SHORT EXERCISE
Set down all of the data exactly as it appears.
§ §
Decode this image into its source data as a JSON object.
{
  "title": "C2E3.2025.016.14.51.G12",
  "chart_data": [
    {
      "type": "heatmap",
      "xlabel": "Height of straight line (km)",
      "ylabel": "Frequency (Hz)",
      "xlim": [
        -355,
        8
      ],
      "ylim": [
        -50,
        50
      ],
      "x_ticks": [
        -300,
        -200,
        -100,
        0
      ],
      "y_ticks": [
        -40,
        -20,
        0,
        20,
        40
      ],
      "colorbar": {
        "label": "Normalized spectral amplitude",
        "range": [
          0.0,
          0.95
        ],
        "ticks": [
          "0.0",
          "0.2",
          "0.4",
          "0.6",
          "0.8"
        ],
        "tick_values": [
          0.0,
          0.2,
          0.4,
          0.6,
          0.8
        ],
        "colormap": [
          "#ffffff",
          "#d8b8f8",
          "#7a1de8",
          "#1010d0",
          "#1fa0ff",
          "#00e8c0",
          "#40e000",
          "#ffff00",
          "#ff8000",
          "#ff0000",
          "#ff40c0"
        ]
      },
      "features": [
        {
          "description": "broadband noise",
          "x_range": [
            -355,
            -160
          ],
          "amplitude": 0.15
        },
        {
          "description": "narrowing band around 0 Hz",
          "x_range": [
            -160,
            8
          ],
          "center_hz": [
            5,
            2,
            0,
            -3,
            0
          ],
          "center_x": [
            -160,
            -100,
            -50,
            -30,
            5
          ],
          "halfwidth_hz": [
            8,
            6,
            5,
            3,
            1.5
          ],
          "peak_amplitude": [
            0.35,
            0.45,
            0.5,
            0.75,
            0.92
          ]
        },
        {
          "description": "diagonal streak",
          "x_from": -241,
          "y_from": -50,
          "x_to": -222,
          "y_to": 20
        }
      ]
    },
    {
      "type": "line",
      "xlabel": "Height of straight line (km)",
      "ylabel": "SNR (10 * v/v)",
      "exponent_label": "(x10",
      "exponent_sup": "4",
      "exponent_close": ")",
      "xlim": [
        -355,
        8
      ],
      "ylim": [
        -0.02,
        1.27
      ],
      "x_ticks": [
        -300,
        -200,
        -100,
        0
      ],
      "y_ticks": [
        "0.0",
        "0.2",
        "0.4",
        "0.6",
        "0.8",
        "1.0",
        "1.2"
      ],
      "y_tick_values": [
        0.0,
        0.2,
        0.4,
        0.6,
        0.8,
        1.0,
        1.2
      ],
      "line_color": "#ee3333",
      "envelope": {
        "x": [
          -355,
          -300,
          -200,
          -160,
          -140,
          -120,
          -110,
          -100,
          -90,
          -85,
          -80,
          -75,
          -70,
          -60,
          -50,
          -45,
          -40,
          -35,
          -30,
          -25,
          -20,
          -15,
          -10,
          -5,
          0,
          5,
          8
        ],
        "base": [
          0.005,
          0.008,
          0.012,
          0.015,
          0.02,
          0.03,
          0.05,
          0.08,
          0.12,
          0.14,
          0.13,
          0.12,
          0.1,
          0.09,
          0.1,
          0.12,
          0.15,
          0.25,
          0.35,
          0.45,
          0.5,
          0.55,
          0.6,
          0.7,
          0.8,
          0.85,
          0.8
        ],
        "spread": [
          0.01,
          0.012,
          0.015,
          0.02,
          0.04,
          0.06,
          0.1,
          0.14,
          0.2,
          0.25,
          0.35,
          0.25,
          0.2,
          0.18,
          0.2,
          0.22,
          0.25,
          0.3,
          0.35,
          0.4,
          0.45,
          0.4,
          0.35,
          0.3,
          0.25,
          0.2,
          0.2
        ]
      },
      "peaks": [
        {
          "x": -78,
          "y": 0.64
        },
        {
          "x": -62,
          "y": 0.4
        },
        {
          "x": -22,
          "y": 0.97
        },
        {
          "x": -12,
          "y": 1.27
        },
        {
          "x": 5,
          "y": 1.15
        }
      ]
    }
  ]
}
§ §
REPLY TO THE EXERCISE
Decode this image into its source data as a JSON object.
{
  "title": "C2E3.2025.016.14.51.G12",
  "chart_data": [
    {
      "type": "heatmap",
      "xlabel": "Height of straight line (km)",
      "ylabel": "Frequency (Hz)",
      "xlim": [
        -355,
        8
      ],
      "ylim": [
        -50,
        50
      ],
      "x_ticks": [
        -300,
        -200,
        -100,
        0
      ],
      "y_ticks": [
        -40,
        -20,
        0,
        20,
        40
      ],
      "colorbar": {
        "label": "Normalized spectral amplitude",
        "range": [
          0.0,
          0.95
        ],
        "ticks": [
          "0.0",
          "0.2",
          "0.4",
          "0.6",
          "0.8"
        ],
        "tick_values": [
          0.0,
          0.2,
          0.4,
          0.6,
          0.8
        ],
        "colormap": [
          "#ffffff",
          "#d8b8f8",
          "#7a1de8",
          "#1010d0",
          "#1fa0ff",
          "#00e8c0",
          "#40e000",
          "#ffff00",
          "#ff8000",
          "#ff0000",
          "#ff40c0"
        ]
      },
      "features": [
        {
          "description": "broadband noise",
          "x_range": [
            -355,
            -160
          ],
          "amplitude": 0.15
        },
        {
          "description": "narrowing band around 0 Hz",
          "x_range": [
            -160,
            8
          ],
          "center_hz": [
            5,
            2,
            0,
            -3,
            0
          ],
          "center_x": [
            -160,
            -100,
            -50,
            -30,
            5
          ],
          "halfwidth_hz": [
            8,
            6,
            5,
            3,
            1.5
          ],
          "peak_amplitude": [
            0.35,
            0.45,
            0.5,
            0.75,
            0.92
          ]
        },
        {
          "description": "diagonal streak",
          "x_from": -241,
          "y_from": -50,
          "x_to": -222,
          "y_to": 20
        }
      ]
    },
    {
      "type": "line",
      "xlabel": "Height of straight line (km)",
      "ylabel": "SNR (10 * v/v)",
      "exponent_label": "(x10",
      "exponent_sup": "4",
      "exponent_close": ")",
      "xlim": [
        -355,
        8
      ],
      "ylim": [
        -0.02,
        1.27
      ],
      "x_ticks": [
        -300,
        -200,
        -100,
        0
      ],
      "y_ticks": [
        "0.0",
        "0.2",
        "0.4",
        "0.6",
        "0.8",
        "1.0",
        "1.2"
      ],
      "y_tick_values": [
        0.0,
        0.2,
        0.4,
        0.6,
        0.8,
        1.0,
        1.2
      ],
      "line_color": "#ee3333",
      "envelope": {
        "x": [
          -355,
          -300,
          -200,
          -160,
          -140,
          -120,
          -110,
          -100,
          -90,
          -85,
          -80,
          -75,
          -70,
          -60,
          -50,
          -45,
          -40,
          -35,
          -30,
          -25,
          -20,
          -15,
          -10,
          -5,
          0,
          5,
          8
        ],
        "base": [
          0.005,
          0.008,
          0.012,
          0.015,
          0.02,
          0.03,
          0.05,
          0.08,
          0.12,
          0.14,
          0.13,
          0.12,
          0.1,
          0.09,
          0.1,
          0.12,
          0.15,
          0.25,
          0.35,
          0.45,
          0.5,
          0.55,
          0.6,
          0.7,
          0.8,
          0.85,
          0.8
        ],
        "spread": [
          0.01,
          0.012,
          0.015,
          0.02,
          0.04,
          0.06,
          0.1,
          0.14,
          0.2,
          0.25,
          0.35,
          0.25,
          0.2,
          0.18,
          0.2,
          0.22,
          0.25,
          0.3,
          0.35,
          0.4,
          0.45,
          0.4,
          0.35,
          0.3,
          0.25,
          0.2,
          0.2
        ]
      },
      "peaks": [
        {
          "x": -78,
          "y": 0.64
        },
        {
          "x": -62,
          "y": 0.4
        },
        {
          "x": -22,
          "y": 0.97
        },
        {
          "x": -12,
          "y": 1.27
        },
        {
          "x": 5,
          "y": 1.15
        }
      ]
    }
  ]
}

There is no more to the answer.